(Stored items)
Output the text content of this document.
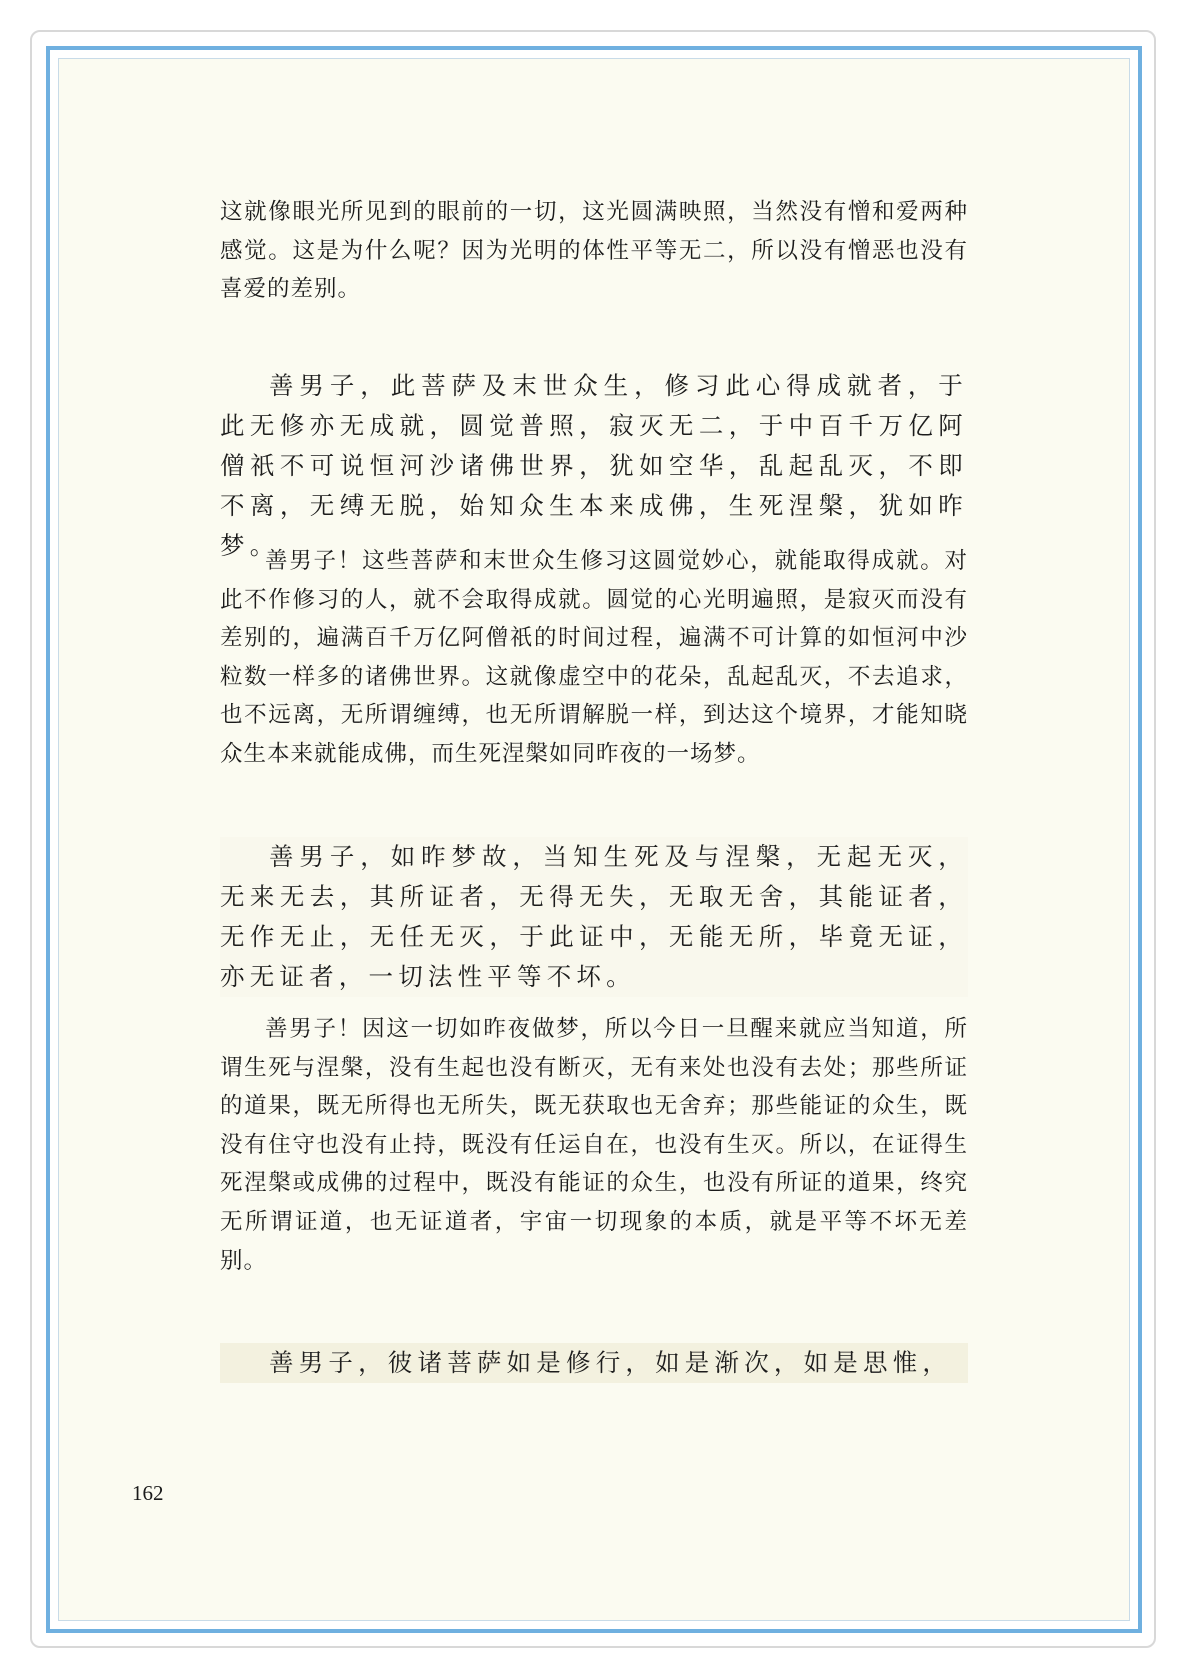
这就像眼光所见到的眼前的一切，这光圆满映照，当然没有憎和爱两种感觉。这是为什么呢？因为光明的体性平等无二，所以没有憎恶也没有喜爱的差别。

善男子，此菩萨及末世众生，修习此心得成就者，于此无修亦无成就，圆觉普照，寂灭无二，于中百千万亿阿僧祇不可说恒河沙诸佛世界，犹如空华，乱起乱灭，不即不离，无缚无脱，始知众生本来成佛，生死涅槃，犹如昨梦。

善男子！这些菩萨和末世众生修习这圆觉妙心，就能取得成就。对此不作修习的人，就不会取得成就。圆觉的心光明遍照，是寂灭而没有差别的，遍满百千万亿阿僧祇的时间过程，遍满不可计算的如恒河中沙粒数一样多的诸佛世界。这就像虚空中的花朵，乱起乱灭，不去追求，也不远离，无所谓缠缚，也无所谓解脱一样，到达这个境界，才能知晓众生本来就能成佛，而生死涅槃如同昨夜的一场梦。

善男子，如昨梦故，当知生死及与涅槃，无起无灭，无来无去，其所证者，无得无失，无取无舍，其能证者，无作无止，无任无灭，于此证中，无能无所，毕竟无证，亦无证者，一切法性平等不坏。

善男子！因这一切如昨夜做梦，所以今日一旦醒来就应当知道，所谓生死与涅槃，没有生起也没有断灭，无有来处也没有去处；那些所证的道果，既无所得也无所失，既无获取也无舍弃；那些能证的众生，既没有住守也没有止持，既没有任运自在，也没有生灭。所以，在证得生死涅槃或成佛的过程中，既没有能证的众生，也没有所证的道果，终究无所谓证道，也无证道者，宇宙一切现象的本质，就是平等不坏无差别。

善男子，彼诸菩萨如是修行，如是渐次，如是思惟，

162
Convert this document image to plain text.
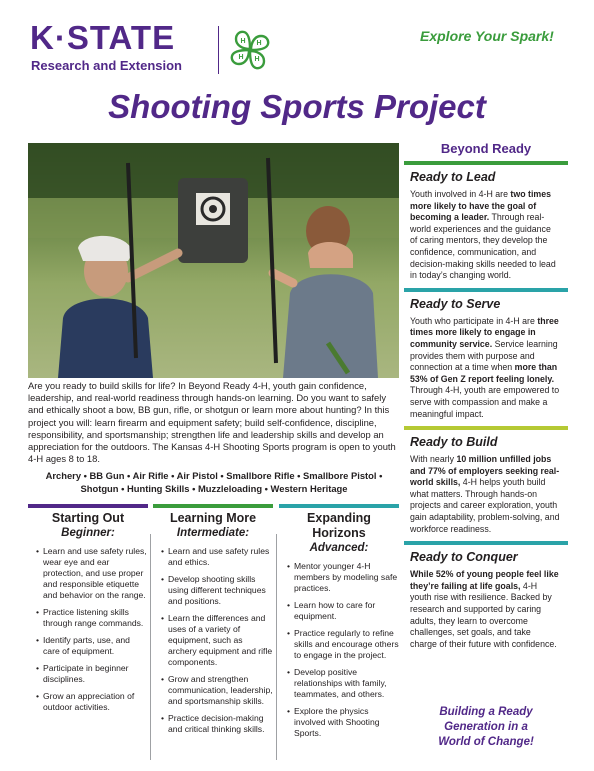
K·STATE
Research and Extension
H H
H
H
Explore Your Spark!
Shooting Sports Project
Are you ready to build skills for life? In Beyond Ready 4-H, youth gain confidence, leadership, and real-world readiness through hands-on learning. Do you want to safely and ethically shoot a bow, BB gun, rifle, or shotgun or learn more about hunting? In this project you will: learn firearm and equipment safety; build self-confidence, discipline, responsibility, and sportsmanship; strengthen life and leadership skills and develop an appreciation for the outdoors. The Kansas 4-H Shooting Sports program is open to youth 4-H ages 8 to 18.
Archery • BB Gun • Air Rifle • Air Pistol • Smallbore Rifle • Smallbore Pistol •
Shotgun • Hunting Skills • Muzzleloading • Western Heritage
Starting Out
Beginner:
• Learn and use safety rules, wear eye and ear protection, and use proper and responsible etiquette and behavior on the range.
• Practice listening skills through range commands.
• Identify parts, use, and care of equipment.
• Participate in beginner disciplines.
• Grow an appreciation of outdoor activities.
Learning More
Intermediate:
• Learn and use safety rules and ethics.
• Develop shooting skills using different techniques and positions.
• Learn the differences and uses of a variety of equipment, such as archery equipment and rifle components.
• Grow and strengthen communication, leadership, and sportsmanship skills.
• Practice decision-making and critical thinking skills.
Expanding Horizons
Advanced:
• Mentor younger 4-H members by modeling safe practices.
• Learn how to care for equipment.
• Practice regularly to refine skills and encourage others to engage in the project.
• Develop positive relationships with family, teammates, and others.
• Explore the physics involved with Shooting Sports.
Beyond Ready
Ready to Lead
Youth involved in 4-H are two times more likely to have the goal of becoming a leader. Through real-world experiences and the guidance of caring mentors, they develop the confidence, communication, and decision-making skills needed to lead in today’s changing world.
Ready to Serve
Youth who participate in 4-H are three times more likely to engage in community service. Service learning provides them with purpose and connection at a time when more than 53% of Gen Z report feeling lonely. Through 4-H, youth are empowered to serve with compassion and make a meaningful impact.
Ready to Build
With nearly 10 million unfilled jobs and 77% of employers seeking real-world skills, 4-H helps youth build what matters. Through hands-on projects and career exploration, youth gain adaptability, problem-solving, and workforce readiness.
Ready to Conquer
While 52% of young people feel like they’re failing at life goals, 4-H youth rise with resilience. Backed by research and supported by caring adults, they learn to overcome challenges, set goals, and take charge of their future with confidence.
Building a Ready
Generation in a
World of Change!
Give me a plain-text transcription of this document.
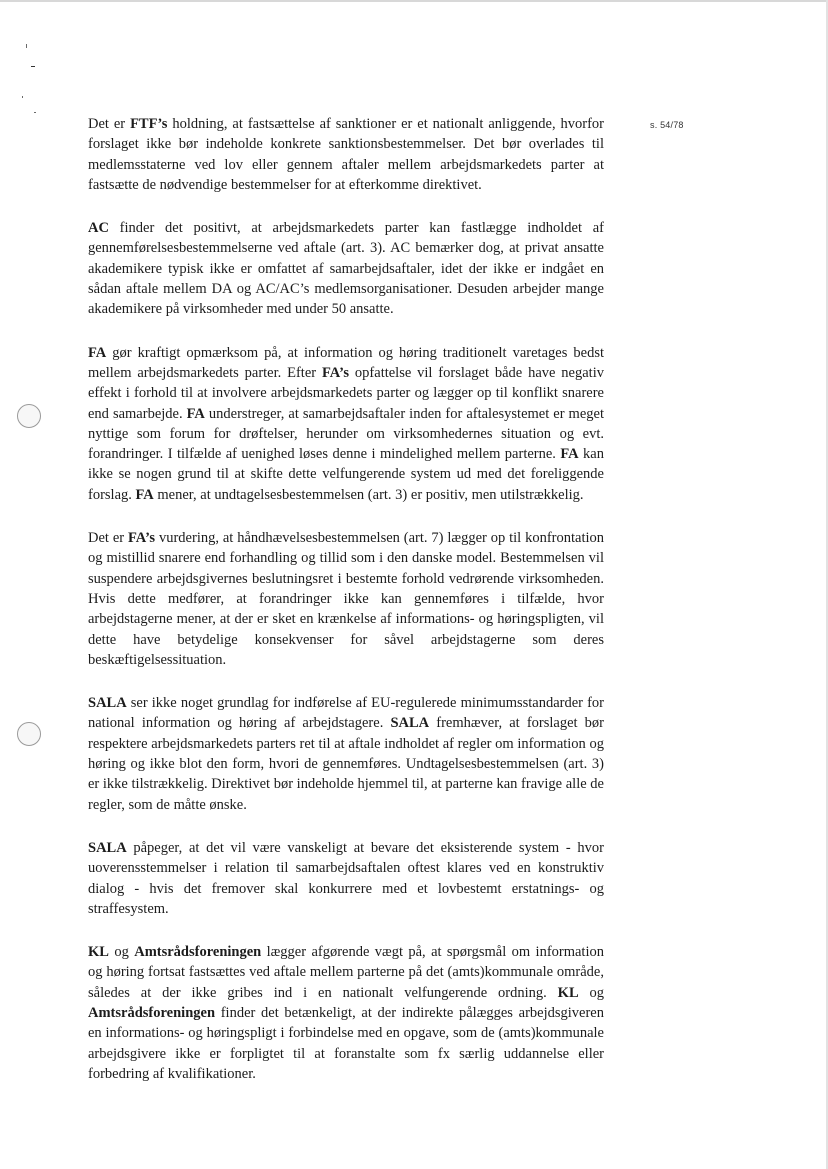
s. 54/78

Det er FTF’s holdning, at fastsættelse af sanktioner er et nationalt anliggende, hvorfor forslaget ikke bør indeholde konkrete sanktionsbestemmelser. Det bør overlades til medlemsstaterne ved lov eller gennem aftaler mellem arbejdsmarkedets parter at fastsætte de nødvendige bestemmelser for at efterkomme direktivet.

AC finder det positivt, at arbejdsmarkedets parter kan fastlægge indholdet af gennemførelsesbestemmelserne ved aftale (art. 3). AC bemærker dog, at privat ansatte akademikere typisk ikke er omfattet af samarbejdsaftaler, idet der ikke er indgået en sådan aftale mellem DA og AC/AC’s medlemsorganisationer. Desuden arbejder mange akademikere på virksomheder med under 50 ansatte.

FA gør kraftigt opmærksom på, at information og høring traditionelt varetages bedst mellem arbejdsmarkedets parter. Efter FA’s opfattelse vil forslaget både have negativ effekt i forhold til at involvere arbejdsmarkedets parter og lægger op til konflikt snarere end samarbejde. FA understreger, at samarbejdsaftaler inden for aftalesystemet er meget nyttige som forum for drøftelser, herunder om virksomhedernes situation og evt. forandringer. I tilfælde af uenighed løses denne i mindelighed mellem parterne. FA kan ikke se nogen grund til at skifte dette velfungerende system ud med det foreliggende forslag. FA mener, at undtagelsesbestemmelsen (art. 3) er positiv, men utilstrækkelig.

Det er FA’s vurdering, at håndhævelsesbestemmelsen (art. 7) lægger op til konfrontation og mistillid snarere end forhandling og tillid som i den danske model. Bestemmelsen vil suspendere arbejdsgivernes beslutningsret i bestemte forhold vedrørende virksomheden. Hvis dette medfører, at forandringer ikke kan gennemføres i tilfælde, hvor arbejdstagerne mener, at der er sket en krænkelse af informations- og høringspligten, vil dette have betydelige konsekvenser for såvel arbejdstagerne som deres beskæftigelsessituation.

SALA ser ikke noget grundlag for indførelse af EU-regulerede minimumsstandarder for national information og høring af arbejdstagere. SALA fremhæver, at forslaget bør respektere arbejdsmarkedets parters ret til at aftale indholdet af regler om information og høring og ikke blot den form, hvori de gennemføres. Undtagelsesbestemmelsen (art. 3) er ikke tilstrækkelig. Direktivet bør indeholde hjemmel til, at parterne kan fravige alle de regler, som de måtte ønske.

SALA påpeger, at det vil være vanskeligt at bevare det eksisterende system - hvor uoverensstemmelser i relation til samarbejdsaftalen oftest klares ved en konstruktiv dialog - hvis det fremover skal konkurrere med et lovbestemt erstatnings- og straffesystem.

KL og Amtsrådsforeningen lægger afgørende vægt på, at spørgsmål om information og høring fortsat fastsættes ved aftale mellem parterne på det (amts)kommunale område, således at der ikke gribes ind i en nationalt velfungerende ordning. KL og Amtsrådsforeningen finder det betænkeligt, at der indirekte pålægges arbejdsgiveren en informations- og høringspligt i forbindelse med en opgave, som de (amts)kommunale arbejdsgivere ikke er forpligtet til at foranstalte som fx særlig uddannelse eller forbedring af kvalifikationer.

§ **Written task**: From the records above, pull out each line that has "safety".

§ **Solution for this task**:
Are you ready to build skills for life? In Beyond Ready 4-H, youth gain confidence, leadership, and real-world readiness through hands-on learning. Do you want to safely and ethically shoot a bow, BB gun, rifle, or shotgun or learn more about hunting? In this project you will: learn firearm and equipment safety; build self-confidence, discipline, responsibility, and sportsmanship; strengthen life and leadership skills and develop an appreciation for the outdoors. The Kansas 4-H Shooting Sports program is open to youth 4-H ages 8 to 18.
• Learn and use safety rules, wear eye and ear protection, and use proper and responsible etiquette and behavior on the range.
• Learn and use safety rules and ethics.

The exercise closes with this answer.